**Set task**
Retype the records that come next, word for word.

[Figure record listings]

-------

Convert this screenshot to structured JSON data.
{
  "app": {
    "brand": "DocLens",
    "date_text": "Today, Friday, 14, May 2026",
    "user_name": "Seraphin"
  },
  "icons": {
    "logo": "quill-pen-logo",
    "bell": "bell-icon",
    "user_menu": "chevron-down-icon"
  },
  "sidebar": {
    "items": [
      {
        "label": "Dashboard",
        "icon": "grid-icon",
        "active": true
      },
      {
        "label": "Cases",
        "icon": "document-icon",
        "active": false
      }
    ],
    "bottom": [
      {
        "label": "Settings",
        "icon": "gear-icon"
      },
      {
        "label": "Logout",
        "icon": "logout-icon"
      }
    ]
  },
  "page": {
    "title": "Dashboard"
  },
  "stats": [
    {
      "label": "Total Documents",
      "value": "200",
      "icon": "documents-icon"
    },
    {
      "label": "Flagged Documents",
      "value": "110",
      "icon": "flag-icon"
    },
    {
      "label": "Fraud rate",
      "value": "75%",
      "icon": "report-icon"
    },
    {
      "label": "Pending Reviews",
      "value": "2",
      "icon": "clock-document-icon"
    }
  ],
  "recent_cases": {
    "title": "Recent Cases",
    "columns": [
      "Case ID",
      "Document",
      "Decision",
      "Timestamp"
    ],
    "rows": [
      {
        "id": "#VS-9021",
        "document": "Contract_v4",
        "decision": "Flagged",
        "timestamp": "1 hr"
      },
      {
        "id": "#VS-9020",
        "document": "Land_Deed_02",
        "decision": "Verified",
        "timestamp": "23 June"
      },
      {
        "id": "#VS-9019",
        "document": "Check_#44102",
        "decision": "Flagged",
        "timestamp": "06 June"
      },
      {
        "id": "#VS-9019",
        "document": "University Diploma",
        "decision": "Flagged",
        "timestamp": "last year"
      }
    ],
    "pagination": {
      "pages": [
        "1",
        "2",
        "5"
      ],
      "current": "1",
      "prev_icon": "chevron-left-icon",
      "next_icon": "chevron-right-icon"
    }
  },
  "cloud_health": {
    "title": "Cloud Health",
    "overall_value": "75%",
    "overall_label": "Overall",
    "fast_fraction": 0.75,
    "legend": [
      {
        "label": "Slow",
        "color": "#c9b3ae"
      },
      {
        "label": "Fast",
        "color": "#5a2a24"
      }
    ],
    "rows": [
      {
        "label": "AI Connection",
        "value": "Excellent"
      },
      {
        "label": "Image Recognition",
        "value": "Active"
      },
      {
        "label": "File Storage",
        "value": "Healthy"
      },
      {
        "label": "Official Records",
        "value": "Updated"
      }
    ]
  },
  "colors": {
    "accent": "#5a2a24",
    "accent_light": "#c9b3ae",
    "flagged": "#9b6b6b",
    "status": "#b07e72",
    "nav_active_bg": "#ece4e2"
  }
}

-------

**Result**
Convert this screenshot to structured JSON data.
{
  "app": {
    "brand": "DocLens",
    "date_text": "Today, Friday, 14, May 2026",
    "user_name": "Seraphin"
  },
  "icons": {
    "logo": "quill-pen-logo",
    "bell": "bell-icon",
    "user_menu": "chevron-down-icon"
  },
  "sidebar": {
    "items": [
      {
        "label": "Dashboard",
        "icon": "grid-icon",
        "active": true
      },
      {
        "label": "Cases",
        "icon": "document-icon",
        "active": false
      }
    ],
    "bottom": [
      {
        "label": "Settings",
        "icon": "gear-icon"
      },
      {
        "label": "Logout",
        "icon": "logout-icon"
      }
    ]
  },
  "page": {
    "title": "Dashboard"
  },
  "stats": [
    {
      "label": "Total Documents",
      "value": "200",
      "icon": "documents-icon"
    },
    {
      "label": "Flagged Documents",
      "value": "110",
      "icon": "flag-icon"
    },
    {
      "label": "Fraud rate",
      "value": "75%",
      "icon": "report-icon"
    },
    {
      "label": "Pending Reviews",
      "value": "2",
      "icon": "clock-document-icon"
    }
  ],
  "recent_cases": {
    "title": "Recent Cases",
    "columns": [
      "Case ID",
      "Document",
      "Decision",
      "Timestamp"
    ],
    "rows": [
      {
        "id": "#VS-9021",
        "document": "Contract_v4",
        "decision": "Flagged",
        "timestamp": "1 hr"
      },
      {
        "id": "#VS-9020",
        "document": "Land_Deed_02",
        "decision": "Verified",
        "timestamp": "23 June"
      },
      {
        "id": "#VS-9019",
        "document": "Check_#44102",
        "decision": "Flagged",
        "timestamp": "06 June"
      },
      {
        "id": "#VS-9019",
        "document": "University Diploma",
        "decision": "Flagged",
        "timestamp": "last year"
      }
    ],
    "pagination": {
      "pages": [
        "1",
        "2",
        "5"
      ],
      "current": "1",
      "prev_icon": "chevron-left-icon",
      "next_icon": "chevron-right-icon"
    }
  },
  "cloud_health": {
    "title": "Cloud Health",
    "overall_value": "75%",
    "overall_label": "Overall",
    "fast_fraction": 0.75,
    "legend": [
      {
        "label": "Slow",
        "color": "#c9b3ae"
      },
      {
        "label": "Fast",
        "color": "#5a2a24"
      }
    ],
    "rows": [
      {
        "label": "AI Connection",
        "value": "Excellent"
      },
      {
        "label": "Image Recognition",
        "value": "Active"
      },
      {
        "label": "File Storage",
        "value": "Healthy"
      },
      {
        "label": "Official Records",
        "value": "Updated"
      }
    ]
  },
  "colors": {
    "accent": "#5a2a24",
    "accent_light": "#c9b3ae",
    "flagged": "#9b6b6b",
    "status": "#b07e72",
    "nav_active_bg": "#ece4e2"
  }
}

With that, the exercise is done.